* _Testo dato_:
▼

Al posto della realtà sta l'esplicazione del valore, al posto della vita sta la presenza infinita di tutti."
(LA REALTA' DI TUTTI pag.53)
" Dal principio religioso che ogni valore (bontà, arte, onestà ecc.) è opera non del singolo ma della intima cooperazione di tutti,....deriva che tutto è di tutti e tutto spetta a tutti....anche ai vivi ed ai morti, ai pallidi, agli stroncati, agli afoni, ai pazzi."
(AGGIUNTA RELIGIOSA ALL'OPPOSIZIONE pag.128)
" Quando si vive di questi valori, e ci si interessa e appassiona per la bellezza artistica, per la bontà, per la giustizia nella società, per un ideale morale più alto, per un sentimento e uno slancio nobile e appassionato, per la verità e la più coerente organizzazione mentale, non ci si domanda che cosa ci stanno a fare, i valori, e perché noi viviamo....
Più amiamo quei valori, più il perché della vita scompare: chi ama non si domanda il perché del suo amore."
(VITA RELIGIOSA pag.8)

▲

[Dati di previsione dei riquadri di delimitazione]

▼

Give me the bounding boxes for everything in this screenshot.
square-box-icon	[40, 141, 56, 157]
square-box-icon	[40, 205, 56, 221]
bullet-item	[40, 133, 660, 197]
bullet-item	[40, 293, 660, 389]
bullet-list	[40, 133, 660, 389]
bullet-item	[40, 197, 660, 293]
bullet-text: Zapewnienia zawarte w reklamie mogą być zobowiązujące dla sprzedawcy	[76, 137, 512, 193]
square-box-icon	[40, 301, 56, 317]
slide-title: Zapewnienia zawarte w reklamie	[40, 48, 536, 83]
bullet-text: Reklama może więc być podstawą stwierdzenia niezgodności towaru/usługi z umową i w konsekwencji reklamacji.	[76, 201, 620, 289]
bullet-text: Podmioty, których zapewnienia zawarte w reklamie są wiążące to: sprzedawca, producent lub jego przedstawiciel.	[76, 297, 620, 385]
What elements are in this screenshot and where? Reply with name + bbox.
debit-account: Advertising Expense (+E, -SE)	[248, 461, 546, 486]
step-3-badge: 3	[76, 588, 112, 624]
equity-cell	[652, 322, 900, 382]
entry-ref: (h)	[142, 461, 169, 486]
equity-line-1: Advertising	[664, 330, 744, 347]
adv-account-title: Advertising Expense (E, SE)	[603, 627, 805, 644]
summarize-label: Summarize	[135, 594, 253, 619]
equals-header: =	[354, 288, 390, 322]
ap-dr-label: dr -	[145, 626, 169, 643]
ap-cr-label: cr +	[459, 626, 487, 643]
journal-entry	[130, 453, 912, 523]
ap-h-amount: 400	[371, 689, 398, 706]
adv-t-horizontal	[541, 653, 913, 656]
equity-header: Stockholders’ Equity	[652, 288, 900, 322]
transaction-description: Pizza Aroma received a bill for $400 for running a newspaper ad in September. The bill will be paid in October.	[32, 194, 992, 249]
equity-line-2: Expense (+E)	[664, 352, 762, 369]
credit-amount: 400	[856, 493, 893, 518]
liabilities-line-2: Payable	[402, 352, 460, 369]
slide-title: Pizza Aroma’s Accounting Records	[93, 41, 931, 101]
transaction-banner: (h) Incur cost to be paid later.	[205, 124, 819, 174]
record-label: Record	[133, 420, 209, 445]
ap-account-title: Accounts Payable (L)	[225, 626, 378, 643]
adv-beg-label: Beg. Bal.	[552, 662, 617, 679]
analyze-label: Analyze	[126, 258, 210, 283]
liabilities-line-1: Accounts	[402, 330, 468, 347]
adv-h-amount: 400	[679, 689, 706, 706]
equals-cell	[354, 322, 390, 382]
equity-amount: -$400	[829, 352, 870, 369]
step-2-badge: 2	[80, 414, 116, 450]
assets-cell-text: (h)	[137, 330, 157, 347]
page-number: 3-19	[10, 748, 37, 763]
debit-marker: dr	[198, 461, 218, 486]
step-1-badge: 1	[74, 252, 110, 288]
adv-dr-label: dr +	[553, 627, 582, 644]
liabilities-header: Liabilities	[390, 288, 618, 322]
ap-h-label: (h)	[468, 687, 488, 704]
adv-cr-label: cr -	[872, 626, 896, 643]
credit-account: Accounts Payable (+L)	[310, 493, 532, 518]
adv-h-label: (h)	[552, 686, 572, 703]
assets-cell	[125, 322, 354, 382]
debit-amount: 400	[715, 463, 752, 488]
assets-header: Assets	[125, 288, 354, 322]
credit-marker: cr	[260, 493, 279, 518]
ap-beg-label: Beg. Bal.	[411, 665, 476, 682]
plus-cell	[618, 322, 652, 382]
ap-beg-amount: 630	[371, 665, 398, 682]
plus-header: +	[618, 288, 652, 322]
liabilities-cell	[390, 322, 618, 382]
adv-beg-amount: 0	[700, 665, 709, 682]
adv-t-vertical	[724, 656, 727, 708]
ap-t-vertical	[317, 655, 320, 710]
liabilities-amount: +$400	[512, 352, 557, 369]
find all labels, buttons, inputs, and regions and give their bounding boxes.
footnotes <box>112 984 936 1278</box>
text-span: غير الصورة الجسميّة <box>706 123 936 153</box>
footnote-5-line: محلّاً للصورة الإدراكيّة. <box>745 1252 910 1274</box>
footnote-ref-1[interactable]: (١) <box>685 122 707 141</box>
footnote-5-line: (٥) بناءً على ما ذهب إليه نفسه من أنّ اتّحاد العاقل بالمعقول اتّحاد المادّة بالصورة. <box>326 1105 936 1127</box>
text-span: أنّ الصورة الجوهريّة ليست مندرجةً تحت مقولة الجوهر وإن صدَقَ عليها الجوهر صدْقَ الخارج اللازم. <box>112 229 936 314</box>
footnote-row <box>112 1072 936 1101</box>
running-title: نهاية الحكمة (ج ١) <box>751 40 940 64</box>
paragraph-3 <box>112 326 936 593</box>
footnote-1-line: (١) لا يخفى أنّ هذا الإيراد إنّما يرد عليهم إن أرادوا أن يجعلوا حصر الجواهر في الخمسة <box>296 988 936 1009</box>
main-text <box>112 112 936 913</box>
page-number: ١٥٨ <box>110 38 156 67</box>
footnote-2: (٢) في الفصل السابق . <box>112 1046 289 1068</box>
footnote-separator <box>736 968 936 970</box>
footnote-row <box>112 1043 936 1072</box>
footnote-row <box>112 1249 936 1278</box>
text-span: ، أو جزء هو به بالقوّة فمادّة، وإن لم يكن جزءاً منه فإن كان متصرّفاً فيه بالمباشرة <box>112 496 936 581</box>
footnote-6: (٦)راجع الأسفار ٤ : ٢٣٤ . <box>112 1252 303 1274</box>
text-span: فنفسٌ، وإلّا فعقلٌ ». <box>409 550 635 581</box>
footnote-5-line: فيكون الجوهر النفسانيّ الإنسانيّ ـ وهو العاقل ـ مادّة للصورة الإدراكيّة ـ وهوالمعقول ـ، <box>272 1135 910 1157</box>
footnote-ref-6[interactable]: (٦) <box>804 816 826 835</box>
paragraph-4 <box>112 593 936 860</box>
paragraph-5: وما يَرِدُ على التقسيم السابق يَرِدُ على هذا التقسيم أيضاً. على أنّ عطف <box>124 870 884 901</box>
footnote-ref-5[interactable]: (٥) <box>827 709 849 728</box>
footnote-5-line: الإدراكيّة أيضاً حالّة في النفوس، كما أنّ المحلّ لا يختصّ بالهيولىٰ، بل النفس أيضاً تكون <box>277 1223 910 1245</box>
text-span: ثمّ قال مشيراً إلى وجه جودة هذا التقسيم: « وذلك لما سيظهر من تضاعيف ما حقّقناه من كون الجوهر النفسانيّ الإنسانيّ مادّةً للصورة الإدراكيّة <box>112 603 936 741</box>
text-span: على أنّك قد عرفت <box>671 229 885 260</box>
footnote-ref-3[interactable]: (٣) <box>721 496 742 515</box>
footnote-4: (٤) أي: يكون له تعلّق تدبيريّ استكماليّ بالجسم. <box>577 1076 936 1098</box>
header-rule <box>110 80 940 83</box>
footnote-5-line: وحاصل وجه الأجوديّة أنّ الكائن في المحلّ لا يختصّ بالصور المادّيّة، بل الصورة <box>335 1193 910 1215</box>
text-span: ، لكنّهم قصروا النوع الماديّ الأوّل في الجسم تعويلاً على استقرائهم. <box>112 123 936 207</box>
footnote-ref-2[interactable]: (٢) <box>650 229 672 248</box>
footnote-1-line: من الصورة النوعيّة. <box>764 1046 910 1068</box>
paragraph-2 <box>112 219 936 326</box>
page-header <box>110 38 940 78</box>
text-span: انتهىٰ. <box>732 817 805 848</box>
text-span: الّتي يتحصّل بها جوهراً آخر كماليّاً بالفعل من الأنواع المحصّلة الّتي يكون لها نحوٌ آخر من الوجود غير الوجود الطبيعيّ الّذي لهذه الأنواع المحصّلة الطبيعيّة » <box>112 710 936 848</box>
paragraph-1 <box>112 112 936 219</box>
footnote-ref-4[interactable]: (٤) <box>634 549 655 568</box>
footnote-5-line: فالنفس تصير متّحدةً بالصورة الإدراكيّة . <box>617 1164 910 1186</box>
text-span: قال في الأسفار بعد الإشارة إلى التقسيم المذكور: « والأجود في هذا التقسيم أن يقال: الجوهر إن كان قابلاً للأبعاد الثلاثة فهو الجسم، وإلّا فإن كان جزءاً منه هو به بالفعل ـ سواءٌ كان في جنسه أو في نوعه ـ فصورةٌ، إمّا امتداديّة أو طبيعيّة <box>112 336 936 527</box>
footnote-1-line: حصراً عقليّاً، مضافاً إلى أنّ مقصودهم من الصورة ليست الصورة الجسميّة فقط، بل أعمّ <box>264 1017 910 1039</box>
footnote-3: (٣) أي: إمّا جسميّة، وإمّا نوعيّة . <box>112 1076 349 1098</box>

▲

* _I tuoi compiti_:
1. Elenca i titoli delle opere da cui sono tratte le citazioni del testo sul valore, ciascuno con il numero di pagina indicato.
2. Riprendi il testo sul valore dopo l'ultima riga e proseguilo.

* _Risposte ai compiti_:
1.
- LA REALTA' DI TUTTI, pag. 53
- AGGIUNTA RELIGIOSA ALL'OPPOSIZIONE, pag. 128
- VITA RELIGIOSA, pag. 8

2.
" Una verità accertata, un'opera di bellezza, un atto di bontà, non solo preaccennano a ciò che può essere una realtà più desiderabile, ma operano sulla realtà attuale, la trasformano già parzialmente; e quel colle è già diverso dopo una grande musica o dopo la carità francescana."
(LA COMPRESENZA DEI MORTI E DEI VIVENTI pag.174)
Capitini cita il colle pensando alle colline della sua Umbria, che ognuno ha tutti i giorni davanti allo sguardo disattento, ma che cambiano, come dice, se le guardiamo con l'emozione di chi ha ascoltato una grande musica o di chi ha fatto un'atto di carità.
La diversità della collina è una metafora poetica sulla capacità dei valori a cambiare la realtà.
"Finisce la prospettiva umanistica dei forti creatori di valori, e gli altri sono meno o nulla; invece tutti contano...Ci sono tre gradi:
primo: il grande individuo (o genio) crea una grande musica;
secondo: quella creazione è avvenuta con l'aiuto della compresenza;
terzo: ogni singolo essere, nessuno escluso, nella compresenza ha dato quell'aiuto.
(LETTERA DI RELIGIONE nel Il Potere di Tutti, pag.425)
Chi non dà fiducia al valore, chi lo rinnega, perde anche la realtà, la presenza nella vita.
" Orfeo quando col suo canto [che è un valore) è riuscito a vincere il regno della natura e ne risale alla luce, cantando un inno di gioia ancor più intensa, non resiste al desiderio di cogliere con lo sguardo la "realtà" vivente della sua amata, lascia il canto [il valore], e si volge e la perde.
Ha rinnegato il valore, e perde la realtà. Questo è severo, ma è il dramma continuo della vita."
(LA REALTA' DI TUTTI pag.45)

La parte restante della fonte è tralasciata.